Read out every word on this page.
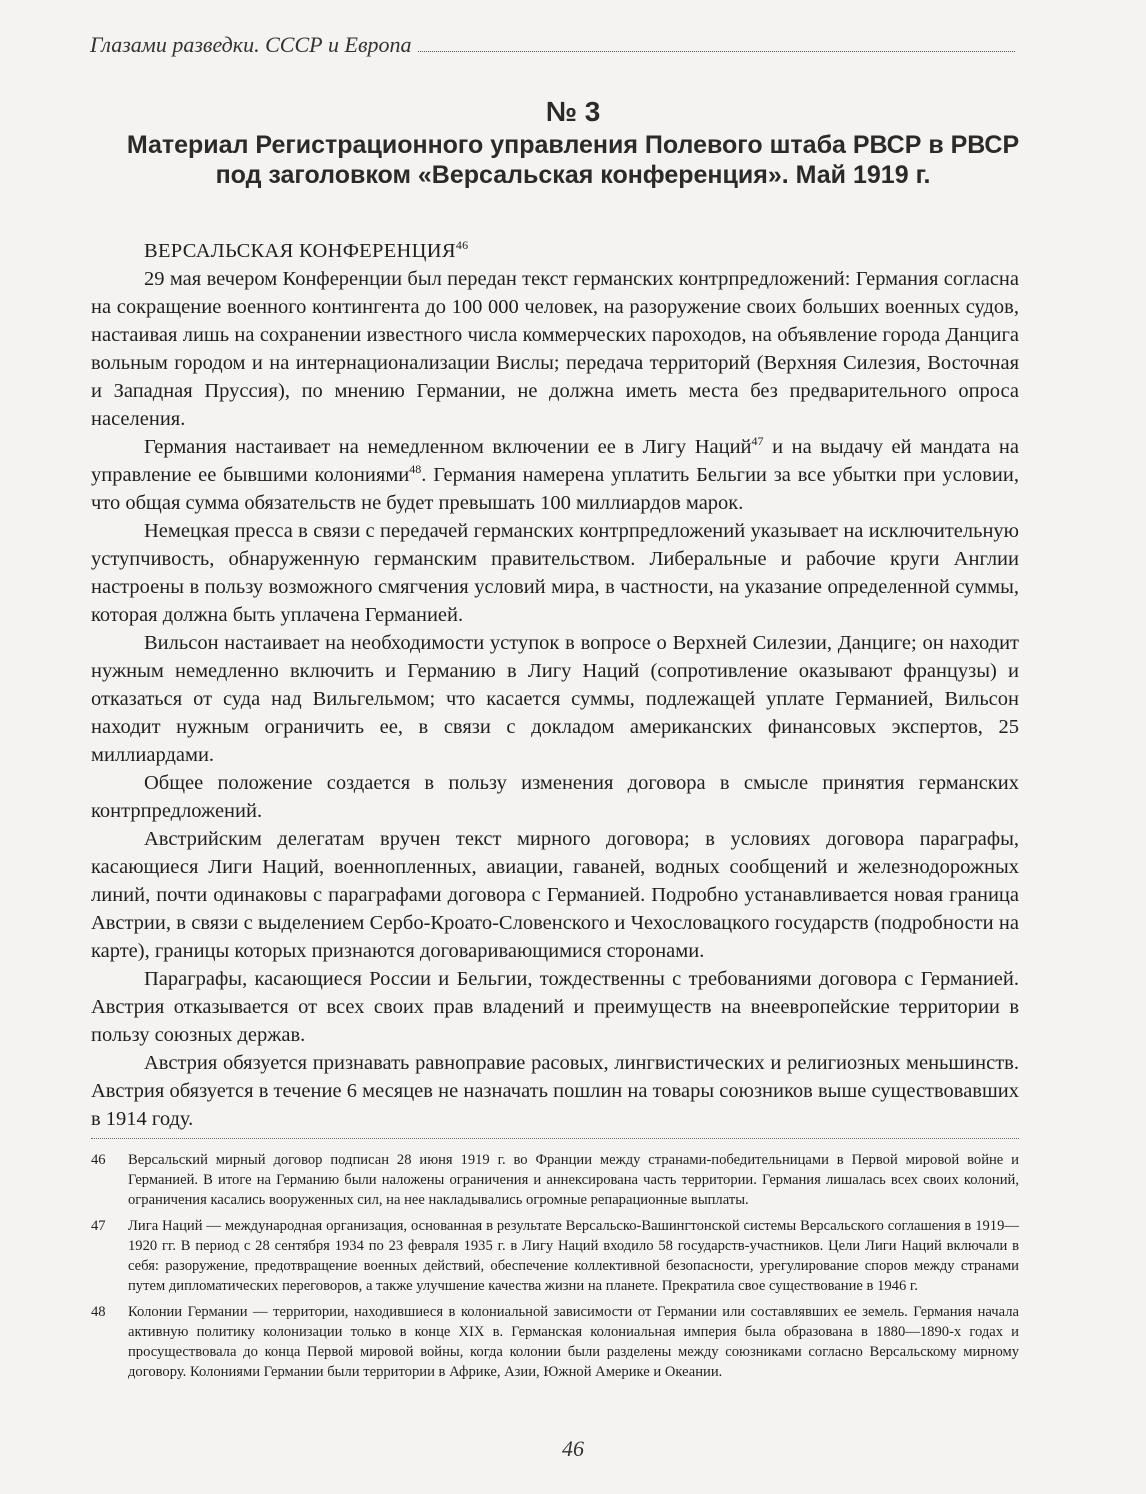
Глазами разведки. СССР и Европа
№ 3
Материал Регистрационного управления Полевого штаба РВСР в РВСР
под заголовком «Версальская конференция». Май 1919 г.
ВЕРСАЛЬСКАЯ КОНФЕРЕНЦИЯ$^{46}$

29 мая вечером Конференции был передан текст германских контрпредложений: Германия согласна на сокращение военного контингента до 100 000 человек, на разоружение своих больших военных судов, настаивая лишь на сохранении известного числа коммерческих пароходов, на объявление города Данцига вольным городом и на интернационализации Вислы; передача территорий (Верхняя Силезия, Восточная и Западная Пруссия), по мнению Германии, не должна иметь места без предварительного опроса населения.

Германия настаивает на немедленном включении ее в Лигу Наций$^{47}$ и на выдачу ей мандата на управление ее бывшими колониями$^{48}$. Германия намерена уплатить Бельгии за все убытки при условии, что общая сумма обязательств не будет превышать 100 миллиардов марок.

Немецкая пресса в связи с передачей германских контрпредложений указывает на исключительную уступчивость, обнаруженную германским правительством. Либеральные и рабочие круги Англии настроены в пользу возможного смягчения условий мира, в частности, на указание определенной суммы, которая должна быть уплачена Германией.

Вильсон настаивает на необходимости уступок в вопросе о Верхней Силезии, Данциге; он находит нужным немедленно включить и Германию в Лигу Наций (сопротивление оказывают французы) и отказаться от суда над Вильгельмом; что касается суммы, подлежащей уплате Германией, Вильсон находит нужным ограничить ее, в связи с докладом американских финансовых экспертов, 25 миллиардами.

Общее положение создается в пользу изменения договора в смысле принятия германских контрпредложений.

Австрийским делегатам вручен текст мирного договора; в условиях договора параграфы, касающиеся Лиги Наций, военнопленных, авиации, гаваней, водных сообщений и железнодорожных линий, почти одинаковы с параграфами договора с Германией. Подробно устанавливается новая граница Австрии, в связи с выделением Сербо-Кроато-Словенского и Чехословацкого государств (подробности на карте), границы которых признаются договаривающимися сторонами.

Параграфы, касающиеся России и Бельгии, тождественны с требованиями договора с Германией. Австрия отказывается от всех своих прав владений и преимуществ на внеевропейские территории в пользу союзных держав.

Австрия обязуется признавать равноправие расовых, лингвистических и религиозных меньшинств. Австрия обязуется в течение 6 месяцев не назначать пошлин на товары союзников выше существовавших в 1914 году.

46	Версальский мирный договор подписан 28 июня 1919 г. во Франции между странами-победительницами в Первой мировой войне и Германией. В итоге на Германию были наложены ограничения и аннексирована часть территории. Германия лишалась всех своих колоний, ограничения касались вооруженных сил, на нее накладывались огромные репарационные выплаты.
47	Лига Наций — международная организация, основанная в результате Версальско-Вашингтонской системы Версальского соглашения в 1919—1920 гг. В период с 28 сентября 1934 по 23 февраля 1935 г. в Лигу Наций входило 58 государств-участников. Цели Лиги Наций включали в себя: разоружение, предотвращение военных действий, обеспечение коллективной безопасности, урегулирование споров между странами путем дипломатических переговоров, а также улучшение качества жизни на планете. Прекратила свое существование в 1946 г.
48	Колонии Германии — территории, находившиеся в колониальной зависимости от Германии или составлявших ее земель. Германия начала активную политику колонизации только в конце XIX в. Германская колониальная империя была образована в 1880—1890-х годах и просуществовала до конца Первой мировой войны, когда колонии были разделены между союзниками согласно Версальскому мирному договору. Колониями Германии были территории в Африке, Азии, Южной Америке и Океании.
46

____________________

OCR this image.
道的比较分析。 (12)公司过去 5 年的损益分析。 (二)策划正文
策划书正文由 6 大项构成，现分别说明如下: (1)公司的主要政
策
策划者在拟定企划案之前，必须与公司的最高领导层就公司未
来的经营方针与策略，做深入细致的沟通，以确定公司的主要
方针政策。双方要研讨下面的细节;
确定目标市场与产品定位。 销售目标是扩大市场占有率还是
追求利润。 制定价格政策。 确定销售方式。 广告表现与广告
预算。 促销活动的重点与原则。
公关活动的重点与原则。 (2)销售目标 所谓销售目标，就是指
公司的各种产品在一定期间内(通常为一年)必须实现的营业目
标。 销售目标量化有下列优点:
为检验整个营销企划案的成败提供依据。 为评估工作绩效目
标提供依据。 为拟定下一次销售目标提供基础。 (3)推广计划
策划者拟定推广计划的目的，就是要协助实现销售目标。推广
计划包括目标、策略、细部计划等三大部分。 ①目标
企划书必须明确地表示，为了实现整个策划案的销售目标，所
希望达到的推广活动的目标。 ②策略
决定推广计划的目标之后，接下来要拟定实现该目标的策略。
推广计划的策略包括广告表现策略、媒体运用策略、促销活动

____________________

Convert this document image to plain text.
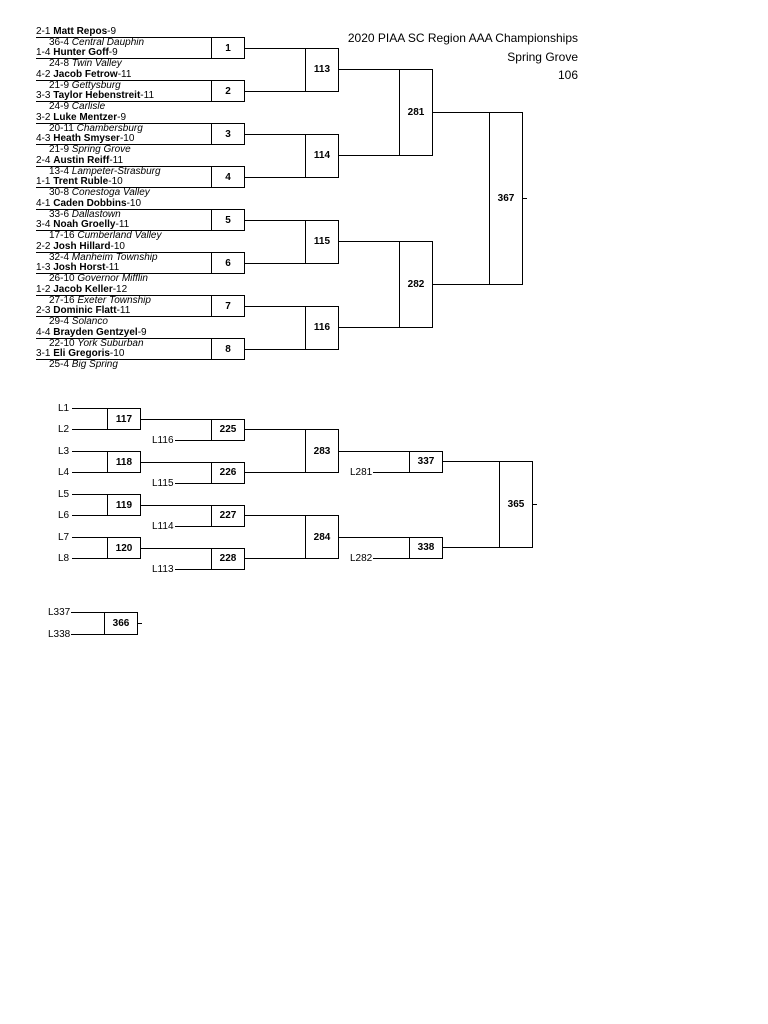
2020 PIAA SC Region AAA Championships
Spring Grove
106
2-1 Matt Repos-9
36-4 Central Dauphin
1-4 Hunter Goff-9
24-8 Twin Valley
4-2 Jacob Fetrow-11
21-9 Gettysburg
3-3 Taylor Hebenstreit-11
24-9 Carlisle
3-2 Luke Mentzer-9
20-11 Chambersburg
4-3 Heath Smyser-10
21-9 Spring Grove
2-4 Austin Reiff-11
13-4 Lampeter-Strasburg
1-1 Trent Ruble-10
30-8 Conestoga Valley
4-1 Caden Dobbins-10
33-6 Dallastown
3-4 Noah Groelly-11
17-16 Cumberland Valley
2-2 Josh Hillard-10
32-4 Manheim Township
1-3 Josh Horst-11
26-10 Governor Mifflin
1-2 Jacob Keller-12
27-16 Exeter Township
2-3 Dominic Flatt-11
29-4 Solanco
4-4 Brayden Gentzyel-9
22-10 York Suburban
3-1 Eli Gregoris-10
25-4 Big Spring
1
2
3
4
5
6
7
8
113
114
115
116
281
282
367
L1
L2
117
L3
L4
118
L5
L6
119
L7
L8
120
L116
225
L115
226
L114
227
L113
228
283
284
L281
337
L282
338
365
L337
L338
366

____________________

Gather each line in the data that holds the string "Valley".

ANSWER:
24-8 Twin Valley
30-8 Conestoga Valley
17-16 Cumberland Valley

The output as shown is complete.